● **Written task**
Scan the entries for the string "energized" and give the number of lines that have it, nothing further.

>> BEGIN

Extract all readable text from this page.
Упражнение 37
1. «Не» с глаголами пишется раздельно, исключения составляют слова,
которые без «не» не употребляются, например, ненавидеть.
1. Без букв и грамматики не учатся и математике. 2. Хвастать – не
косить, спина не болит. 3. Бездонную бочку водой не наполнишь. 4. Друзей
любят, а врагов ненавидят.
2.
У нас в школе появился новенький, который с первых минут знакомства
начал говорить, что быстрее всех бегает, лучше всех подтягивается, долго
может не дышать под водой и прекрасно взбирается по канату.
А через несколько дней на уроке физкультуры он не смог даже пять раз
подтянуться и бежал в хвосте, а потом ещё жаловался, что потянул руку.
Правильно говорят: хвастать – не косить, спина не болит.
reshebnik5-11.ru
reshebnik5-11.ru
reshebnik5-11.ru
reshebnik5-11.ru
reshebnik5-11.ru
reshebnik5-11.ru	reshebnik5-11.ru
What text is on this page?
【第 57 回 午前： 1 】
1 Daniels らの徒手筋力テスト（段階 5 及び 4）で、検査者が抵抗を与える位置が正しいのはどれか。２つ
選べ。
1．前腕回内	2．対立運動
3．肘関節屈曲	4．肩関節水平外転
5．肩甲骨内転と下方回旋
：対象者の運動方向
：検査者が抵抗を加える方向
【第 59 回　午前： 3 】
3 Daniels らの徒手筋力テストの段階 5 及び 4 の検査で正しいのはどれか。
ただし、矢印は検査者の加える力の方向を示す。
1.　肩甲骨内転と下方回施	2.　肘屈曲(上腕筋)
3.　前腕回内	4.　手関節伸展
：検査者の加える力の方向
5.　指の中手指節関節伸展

>> END
>> BEGIN

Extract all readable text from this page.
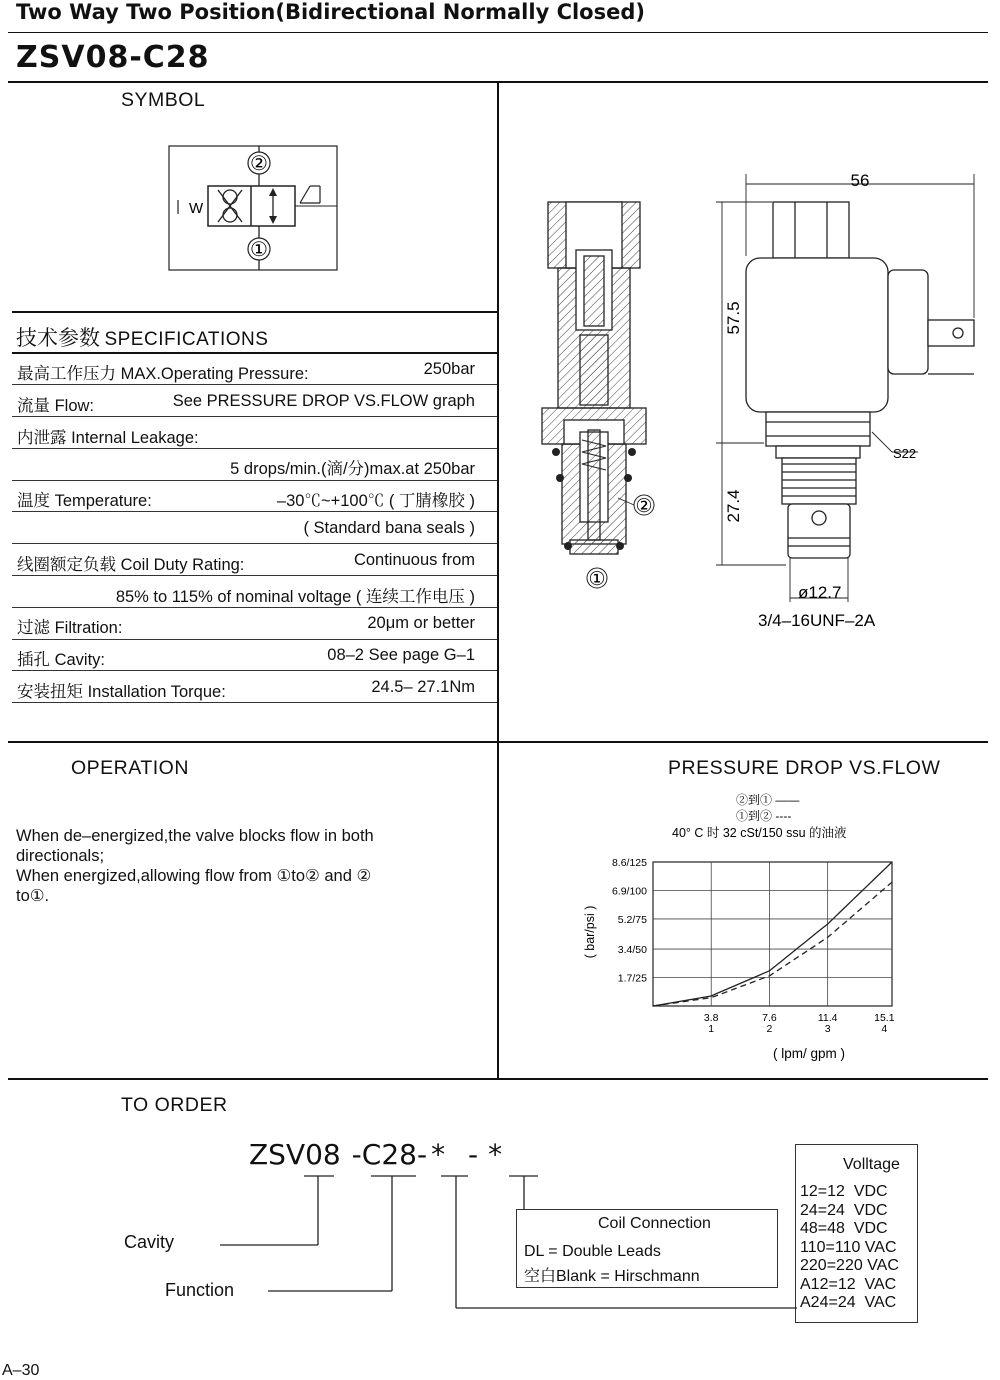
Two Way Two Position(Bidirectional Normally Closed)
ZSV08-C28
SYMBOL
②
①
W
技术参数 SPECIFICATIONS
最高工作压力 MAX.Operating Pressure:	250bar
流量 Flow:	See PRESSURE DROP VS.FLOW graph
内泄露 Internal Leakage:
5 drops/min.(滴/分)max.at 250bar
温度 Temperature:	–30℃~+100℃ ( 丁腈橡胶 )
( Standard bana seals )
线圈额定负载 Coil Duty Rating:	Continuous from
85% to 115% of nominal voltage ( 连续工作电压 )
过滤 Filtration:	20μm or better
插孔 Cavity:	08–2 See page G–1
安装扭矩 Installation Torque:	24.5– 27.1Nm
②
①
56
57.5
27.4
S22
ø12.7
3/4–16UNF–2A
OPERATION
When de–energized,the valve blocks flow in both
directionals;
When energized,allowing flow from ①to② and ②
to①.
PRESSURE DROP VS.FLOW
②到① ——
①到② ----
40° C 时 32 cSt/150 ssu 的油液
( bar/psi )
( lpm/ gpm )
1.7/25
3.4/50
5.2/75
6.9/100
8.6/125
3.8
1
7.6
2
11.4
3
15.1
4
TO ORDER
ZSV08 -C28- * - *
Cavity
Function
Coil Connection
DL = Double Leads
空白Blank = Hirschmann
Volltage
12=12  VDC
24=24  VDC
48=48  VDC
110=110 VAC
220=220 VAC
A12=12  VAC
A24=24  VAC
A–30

>> END

● **Exercise answer**
2